[Records supplied]
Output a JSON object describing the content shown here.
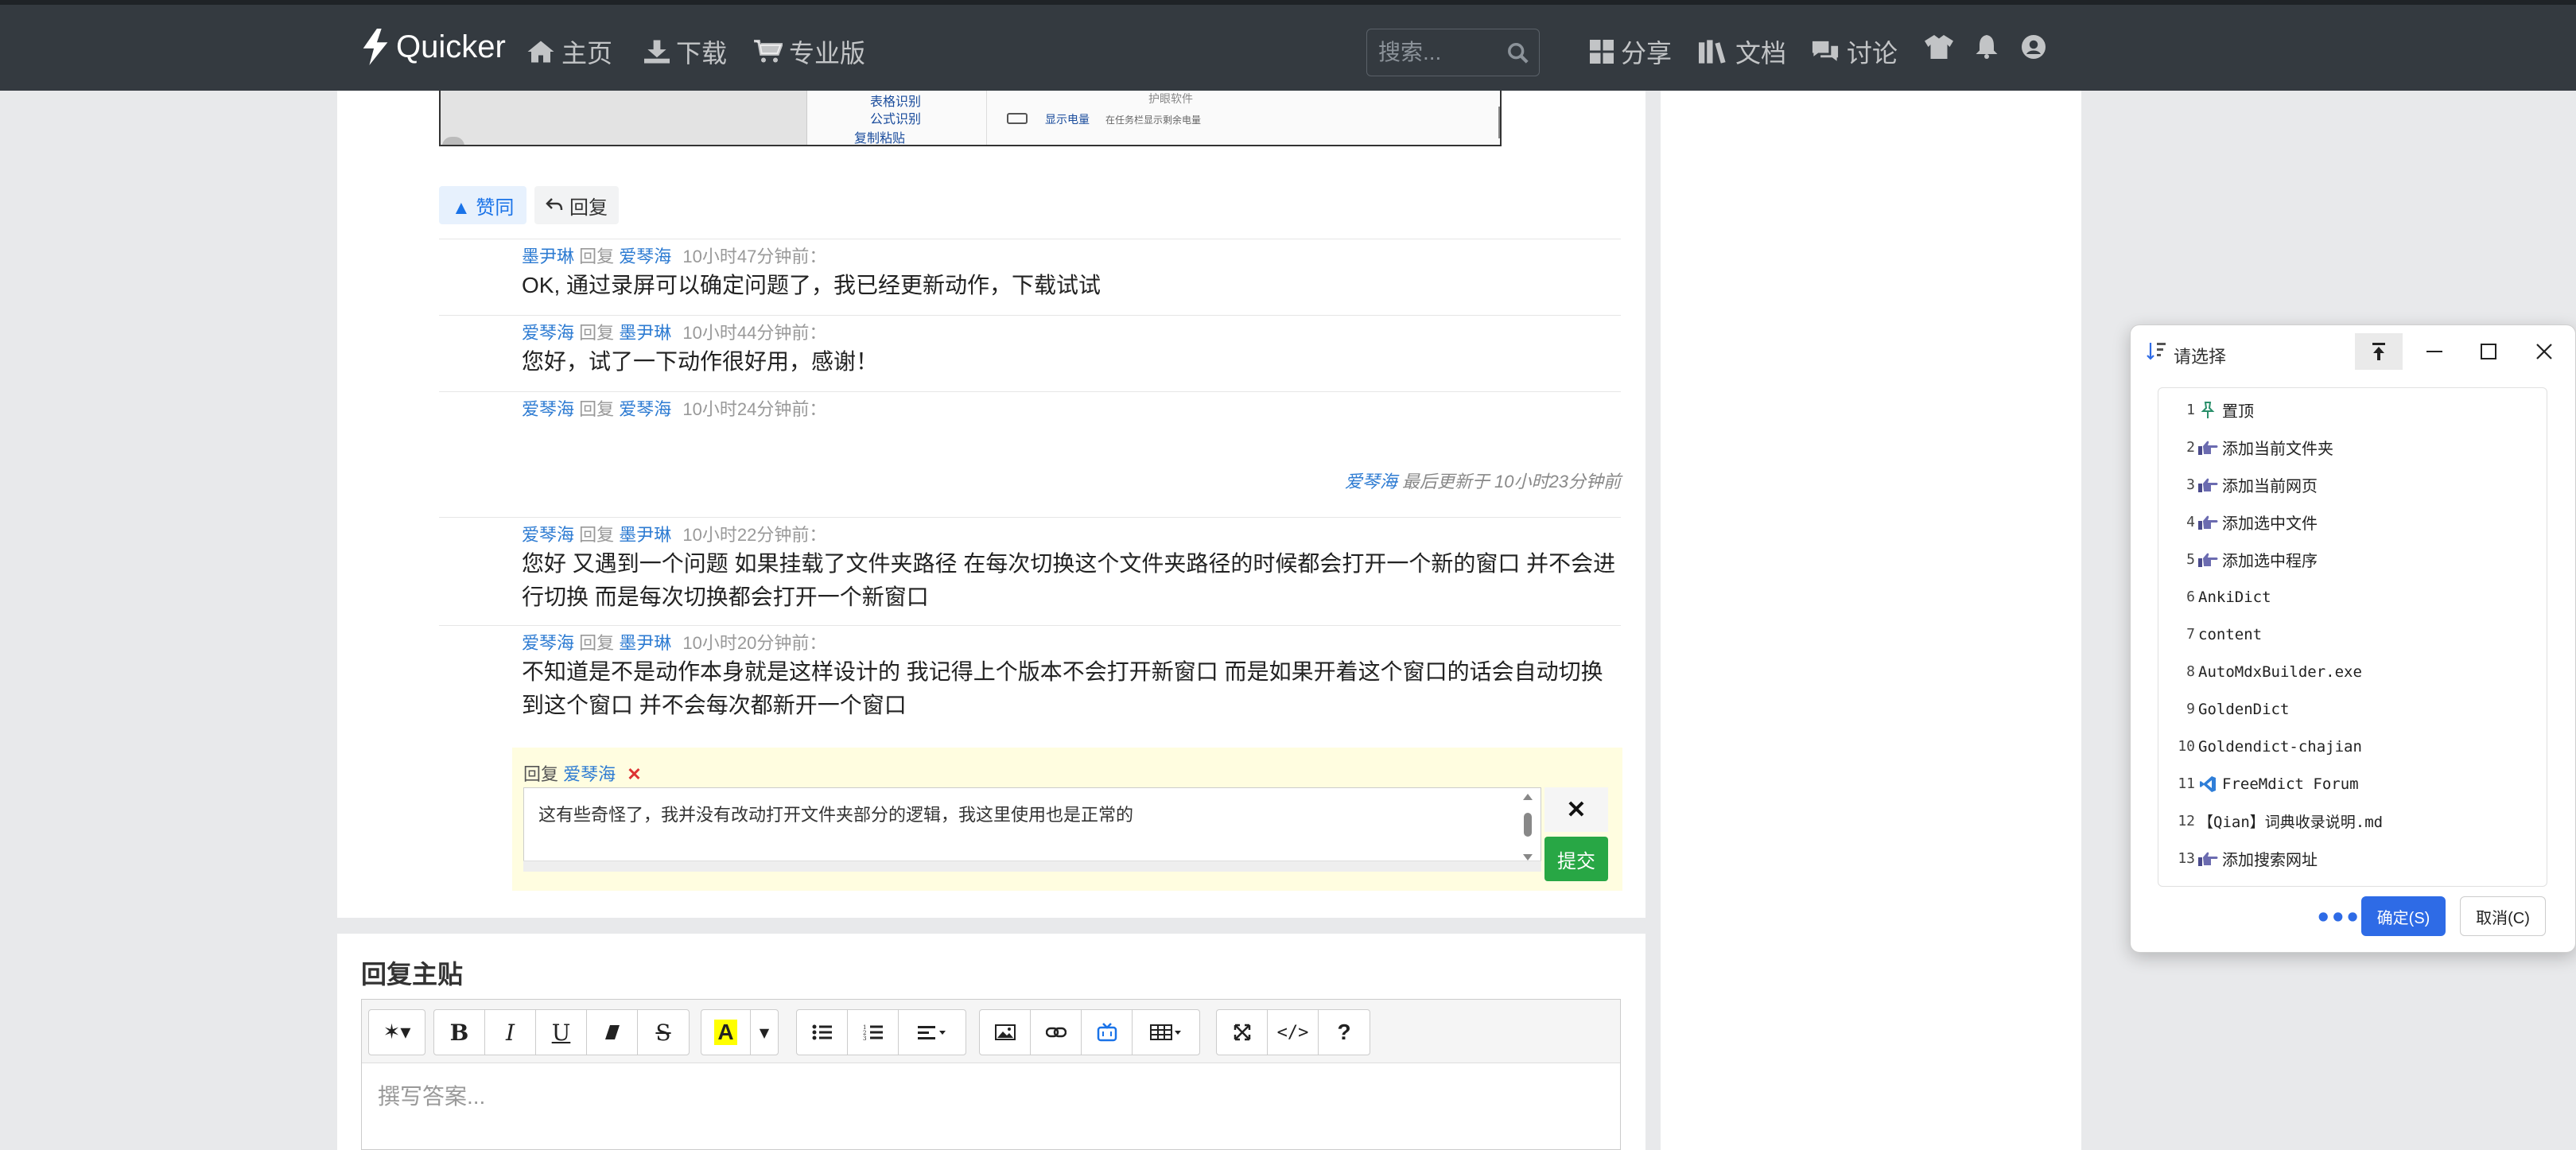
{
  "header": {
    "brand": "Quicker",
    "nav": [
      {
        "label": "主页",
        "icon": "home-icon"
      },
      {
        "label": "下载",
        "icon": "download-icon"
      },
      {
        "label": "专业版",
        "icon": "cart-icon"
      }
    ],
    "search_placeholder": "搜索...",
    "right_nav": [
      {
        "label": "分享",
        "icon": "grid-icon"
      },
      {
        "label": "文档",
        "icon": "books-icon"
      },
      {
        "label": "讨论",
        "icon": "comments-icon"
      }
    ]
  },
  "screenshot": {
    "tree": [
      "表格识别",
      "公式识别",
      "复制粘贴"
    ],
    "right_texts": [
      "护眼软件",
      "显示电量",
      "在任务栏显示剩余电量"
    ]
  },
  "post_actions": {
    "like_label": "▲ 赞同",
    "reply_label": "回复"
  },
  "comments": [
    {
      "author": "墨尹琳",
      "reply_word": "回复",
      "target": "爱琴海",
      "time": "10小时47分钟前：",
      "body": "OK, 通过录屏可以确定问题了，我已经更新动作，下载试试"
    },
    {
      "author": "爱琴海",
      "reply_word": "回复",
      "target": "墨尹琳",
      "time": "10小时44分钟前：",
      "body": "您好，试了一下动作很好用，感谢！"
    },
    {
      "author": "爱琴海",
      "reply_word": "回复",
      "target": "爱琴海",
      "time": "10小时24分钟前：",
      "body": ""
    },
    {
      "author": "爱琴海",
      "reply_word": "回复",
      "target": "墨尹琳",
      "time": "10小时22分钟前：",
      "body": "您好 又遇到一个问题  如果挂载了文件夹路径  在每次切换这个文件夹路径的时候都会打开一个新的窗口  并不会进行切换 而是每次切换都会打开一个新窗口"
    },
    {
      "author": "爱琴海",
      "reply_word": "回复",
      "target": "墨尹琳",
      "time": "10小时20分钟前：",
      "body": "不知道是不是动作本身就是这样设计的  我记得上个版本不会打开新窗口  而是如果开着这个窗口的话会自动切换到这个窗口 并不会每次都新开一个窗口"
    }
  ],
  "last_edit": {
    "user": "爱琴海",
    "text": " 最后更新于 10小时23分钟前"
  },
  "reply_form": {
    "prefix": "回复",
    "target": "爱琴海",
    "close": "✕",
    "text": "这有些奇怪了，我并没有改动打开文件夹部分的逻辑，我这里使用也是正常的",
    "cancel": "✕",
    "submit": "提交"
  },
  "reply_main": {
    "title": "回复主贴",
    "placeholder": "撰写答案..."
  },
  "dialog": {
    "title": "请选择",
    "items": [
      {
        "num": "1",
        "label": "置顶",
        "icon": "pin-icon",
        "mono": false
      },
      {
        "num": "2",
        "label": "添加当前文件夹",
        "icon": "pointing-hand-icon",
        "mono": false
      },
      {
        "num": "3",
        "label": "添加当前网页",
        "icon": "pointing-hand-icon",
        "mono": false
      },
      {
        "num": "4",
        "label": "添加选中文件",
        "icon": "pointing-hand-icon",
        "mono": false
      },
      {
        "num": "5",
        "label": "添加选中程序",
        "icon": "pointing-hand-icon",
        "mono": false
      },
      {
        "num": "6",
        "label": "AnkiDict",
        "icon": "",
        "mono": true
      },
      {
        "num": "7",
        "label": "content",
        "icon": "",
        "mono": true
      },
      {
        "num": "8",
        "label": "AutoMdxBuilder.exe",
        "icon": "",
        "mono": true
      },
      {
        "num": "9",
        "label": "GoldenDict",
        "icon": "",
        "mono": true
      },
      {
        "num": "10",
        "label": "Goldendict-chajian",
        "icon": "",
        "mono": true
      },
      {
        "num": "11",
        "label": "FreeMdict Forum",
        "icon": "vscode-icon",
        "mono": true
      },
      {
        "num": "12",
        "label": "【Qian】词典收录说明.md",
        "icon": "",
        "mono": true
      },
      {
        "num": "13",
        "label": "添加搜索网址",
        "icon": "pointing-hand-icon",
        "mono": false
      }
    ],
    "more": "•••",
    "ok": "确定(S)",
    "cancel": "取消(C)"
  },
  "colors": {
    "accent": "#2e6be6",
    "link": "#2d7bd2",
    "success": "#28a745",
    "header_bg": "#343a40"
  }
}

[Task directions] Omit every picture while copying the listing above exactly.

[Exercise output]
Output a JSON object describing the content shown here.
{
  "header": {
    "brand": "Quicker",
    "nav": [
      {
        "label": "主页",
        "icon": "home-icon"
      },
      {
        "label": "下载",
        "icon": "download-icon"
      },
      {
        "label": "专业版",
        "icon": "cart-icon"
      }
    ],
    "search_placeholder": "搜索...",
    "right_nav": [
      {
        "label": "分享",
        "icon": "grid-icon"
      },
      {
        "label": "文档",
        "icon": "books-icon"
      },
      {
        "label": "讨论",
        "icon": "comments-icon"
      }
    ]
  },
  "screenshot": {
    "tree": [
      "表格识别",
      "公式识别",
      "复制粘贴"
    ],
    "right_texts": [
      "护眼软件",
      "显示电量",
      "在任务栏显示剩余电量"
    ]
  },
  "post_actions": {
    "like_label": "▲ 赞同",
    "reply_label": "回复"
  },
  "comments": [
    {
      "author": "墨尹琳",
      "reply_word": "回复",
      "target": "爱琴海",
      "time": "10小时47分钟前：",
      "body": "OK, 通过录屏可以确定问题了，我已经更新动作，下载试试"
    },
    {
      "author": "爱琴海",
      "reply_word": "回复",
      "target": "墨尹琳",
      "time": "10小时44分钟前：",
      "body": "您好，试了一下动作很好用，感谢！"
    },
    {
      "author": "爱琴海",
      "reply_word": "回复",
      "target": "爱琴海",
      "time": "10小时24分钟前：",
      "body": ""
    },
    {
      "author": "爱琴海",
      "reply_word": "回复",
      "target": "墨尹琳",
      "time": "10小时22分钟前：",
      "body": "您好 又遇到一个问题  如果挂载了文件夹路径  在每次切换这个文件夹路径的时候都会打开一个新的窗口  并不会进行切换 而是每次切换都会打开一个新窗口"
    },
    {
      "author": "爱琴海",
      "reply_word": "回复",
      "target": "墨尹琳",
      "time": "10小时20分钟前：",
      "body": "不知道是不是动作本身就是这样设计的  我记得上个版本不会打开新窗口  而是如果开着这个窗口的话会自动切换到这个窗口 并不会每次都新开一个窗口"
    }
  ],
  "last_edit": {
    "user": "爱琴海",
    "text": " 最后更新于 10小时23分钟前"
  },
  "reply_form": {
    "prefix": "回复",
    "target": "爱琴海",
    "close": "✕",
    "text": "这有些奇怪了，我并没有改动打开文件夹部分的逻辑，我这里使用也是正常的",
    "cancel": "✕",
    "submit": "提交"
  },
  "reply_main": {
    "title": "回复主贴",
    "placeholder": "撰写答案..."
  },
  "dialog": {
    "title": "请选择",
    "items": [
      {
        "num": "1",
        "label": "置顶",
        "icon": "pin-icon",
        "mono": false
      },
      {
        "num": "2",
        "label": "添加当前文件夹",
        "icon": "pointing-hand-icon",
        "mono": false
      },
      {
        "num": "3",
        "label": "添加当前网页",
        "icon": "pointing-hand-icon",
        "mono": false
      },
      {
        "num": "4",
        "label": "添加选中文件",
        "icon": "pointing-hand-icon",
        "mono": false
      },
      {
        "num": "5",
        "label": "添加选中程序",
        "icon": "pointing-hand-icon",
        "mono": false
      },
      {
        "num": "6",
        "label": "AnkiDict",
        "icon": "",
        "mono": true
      },
      {
        "num": "7",
        "label": "content",
        "icon": "",
        "mono": true
      },
      {
        "num": "8",
        "label": "AutoMdxBuilder.exe",
        "icon": "",
        "mono": true
      },
      {
        "num": "9",
        "label": "GoldenDict",
        "icon": "",
        "mono": true
      },
      {
        "num": "10",
        "label": "Goldendict-chajian",
        "icon": "",
        "mono": true
      },
      {
        "num": "11",
        "label": "FreeMdict Forum",
        "icon": "vscode-icon",
        "mono": true
      },
      {
        "num": "12",
        "label": "【Qian】词典收录说明.md",
        "icon": "",
        "mono": true
      },
      {
        "num": "13",
        "label": "添加搜索网址",
        "icon": "pointing-hand-icon",
        "mono": false
      }
    ],
    "more": "•••",
    "ok": "确定(S)",
    "cancel": "取消(C)"
  },
  "colors": {
    "accent": "#2e6be6",
    "link": "#2d7bd2",
    "success": "#28a745",
    "header_bg": "#343a40"
  }
}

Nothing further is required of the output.